## Activity
In the Draftbit overview, what is the monthly price of the Pro plan with annual billing?

Draftbit
Draftbit is a visual development platform that generates real React Native code as you build. It targets developers and technical teams who want the speed of a visual builder without sacrificing code ownership. Every screen you design and every interaction you configure produces exportable source code, giving you a clear exit path that most no-code platforms cannot match.
What Draftbit Does
Draftbit provides a browser-based visual editor for designing mobile app screens, connecting to REST APIs, and configuring navigation and user interactions. The platform generates React Native (Expo) code in real time, which you can preview on your device, export to GitHub, and deploy independently. It is both a design tool and a code generation engine.
Key Strengths
- Real React Native code. Every component, screen, and interaction you build generates clean, readable React Native code. You can export it at any time and continue development in VS Code or your preferred IDE.
- API-first architecture. Draftbit connects to any REST API as its data source. You are not locked into a proprietary database. Use Supabase, Firebase, Xano, your own backend, or any service with REST endpoints.
- Expo-based workflow. Apps are built on Expo, the most popular React Native framework. This means access to Expo’s ecosystem of libraries, over-the-air updates, and simplified app store deployment.
- Component-level control. You can style components at a granular level, customize props, and add conditional rendering. The builder respects React Native conventions, so the output feels natural to developers who pick up the code later.
- Live device preview. Test your app on a real device through the Expo Go app as you build. Changes reflect almost instantly, making the design-test cycle fast.
Limitations to Know
- Smaller community. Draftbit has a smaller user base compared to Bubble or FlutterFlow. Finding tutorials, templates, and community support requires more effort.
- Steeper than pure no-code. While the visual builder handles layout and navigation, connecting APIs, managing state, and handling edge cases often require some technical understanding. Absolute beginners may find Glide or Thunkable easier to start with.
- Limited built-in backend. Draftbit does not provide its own database or backend. You need to bring your own API, which adds setup time but provides more flexibility in the long run.
Pricing Overview
Draftbit offers plans ranging from free to enterprise, with annual billing saving up to 35%.
- Free: 1 project, basic components, limited screens. Good for exploring the platform.
- Starter: $39/month (annual billing). 5 active projects, expanded component library, live previews on device.
- Pro: $99/month (annual billing). Unlimited projects, collaboration features, priority support, full API integration capabilities.
- Team: $179/month (annual billing). Advanced role management, SSO, high-priority support, enterprise security options.
- Enterprise: Custom pricing with dedicated support, SLAs, and tailored onboarding.
Draftbit also offers one-time launch services: Starter Backend from $2,500, MVP Package from $6,499, and V1 Package from $12,999.
Best Use Cases
- React Native teams accelerating development. If your team already uses React Native, Draftbit lets designers and junior developers contribute screens visually while senior engineers focus on business logic.
- MVPs with code ownership. Startups that want to move fast now but need to hand clean code to a development team later. The exported code is a real codebase, not a prototype.
- API-driven mobile apps. Apps that pull from existing backends, third-party APIs, or headless CMS platforms. Draftbit’s API connector handles authentication, pagination, and dynamic data binding.

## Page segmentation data
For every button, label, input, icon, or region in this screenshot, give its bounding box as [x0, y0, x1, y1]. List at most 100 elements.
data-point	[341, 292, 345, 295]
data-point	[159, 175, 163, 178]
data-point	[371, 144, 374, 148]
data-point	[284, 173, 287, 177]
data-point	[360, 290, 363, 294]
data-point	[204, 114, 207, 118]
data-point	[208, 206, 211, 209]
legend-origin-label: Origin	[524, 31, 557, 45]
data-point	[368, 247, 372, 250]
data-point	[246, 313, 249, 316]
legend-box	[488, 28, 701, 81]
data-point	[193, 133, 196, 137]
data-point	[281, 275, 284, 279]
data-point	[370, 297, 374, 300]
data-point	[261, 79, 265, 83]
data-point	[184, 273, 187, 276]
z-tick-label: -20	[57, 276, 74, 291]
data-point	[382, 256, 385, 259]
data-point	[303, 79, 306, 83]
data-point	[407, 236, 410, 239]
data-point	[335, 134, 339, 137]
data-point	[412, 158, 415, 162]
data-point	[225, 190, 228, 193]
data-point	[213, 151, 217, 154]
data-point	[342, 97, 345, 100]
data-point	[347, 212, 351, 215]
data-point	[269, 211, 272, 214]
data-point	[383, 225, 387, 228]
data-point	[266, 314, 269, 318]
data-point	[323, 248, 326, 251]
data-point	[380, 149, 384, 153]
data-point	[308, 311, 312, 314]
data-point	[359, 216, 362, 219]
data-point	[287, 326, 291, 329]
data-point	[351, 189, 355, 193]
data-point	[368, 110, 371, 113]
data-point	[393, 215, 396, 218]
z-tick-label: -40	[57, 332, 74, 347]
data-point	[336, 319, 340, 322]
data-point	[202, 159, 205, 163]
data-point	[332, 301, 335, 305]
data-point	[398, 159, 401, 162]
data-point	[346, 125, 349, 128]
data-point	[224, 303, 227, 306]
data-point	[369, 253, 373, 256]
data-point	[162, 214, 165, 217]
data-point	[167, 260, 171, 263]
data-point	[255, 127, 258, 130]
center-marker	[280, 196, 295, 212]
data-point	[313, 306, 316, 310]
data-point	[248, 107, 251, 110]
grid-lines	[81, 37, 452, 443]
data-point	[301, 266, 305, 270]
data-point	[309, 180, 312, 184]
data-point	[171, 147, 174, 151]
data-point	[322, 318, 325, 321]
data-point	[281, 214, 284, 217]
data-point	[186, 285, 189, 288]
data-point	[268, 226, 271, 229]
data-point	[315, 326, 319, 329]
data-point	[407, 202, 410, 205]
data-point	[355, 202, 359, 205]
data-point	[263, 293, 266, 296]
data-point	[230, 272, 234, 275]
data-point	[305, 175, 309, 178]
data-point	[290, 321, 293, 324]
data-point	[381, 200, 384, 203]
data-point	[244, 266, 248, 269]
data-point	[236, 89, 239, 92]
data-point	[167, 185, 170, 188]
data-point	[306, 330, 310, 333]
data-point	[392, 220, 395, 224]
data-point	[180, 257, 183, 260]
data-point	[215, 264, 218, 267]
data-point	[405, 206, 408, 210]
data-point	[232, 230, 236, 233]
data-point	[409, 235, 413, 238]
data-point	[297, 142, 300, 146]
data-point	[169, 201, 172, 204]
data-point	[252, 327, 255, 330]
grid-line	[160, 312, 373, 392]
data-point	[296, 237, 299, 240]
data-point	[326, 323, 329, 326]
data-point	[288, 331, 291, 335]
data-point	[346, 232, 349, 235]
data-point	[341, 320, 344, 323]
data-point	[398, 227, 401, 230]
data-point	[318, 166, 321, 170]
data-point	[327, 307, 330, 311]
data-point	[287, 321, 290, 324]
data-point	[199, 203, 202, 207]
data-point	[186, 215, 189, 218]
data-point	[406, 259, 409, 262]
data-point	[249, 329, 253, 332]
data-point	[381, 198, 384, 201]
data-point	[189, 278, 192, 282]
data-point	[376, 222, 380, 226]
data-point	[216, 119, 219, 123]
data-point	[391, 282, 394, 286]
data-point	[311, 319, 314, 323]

## Task answer
$99 per month.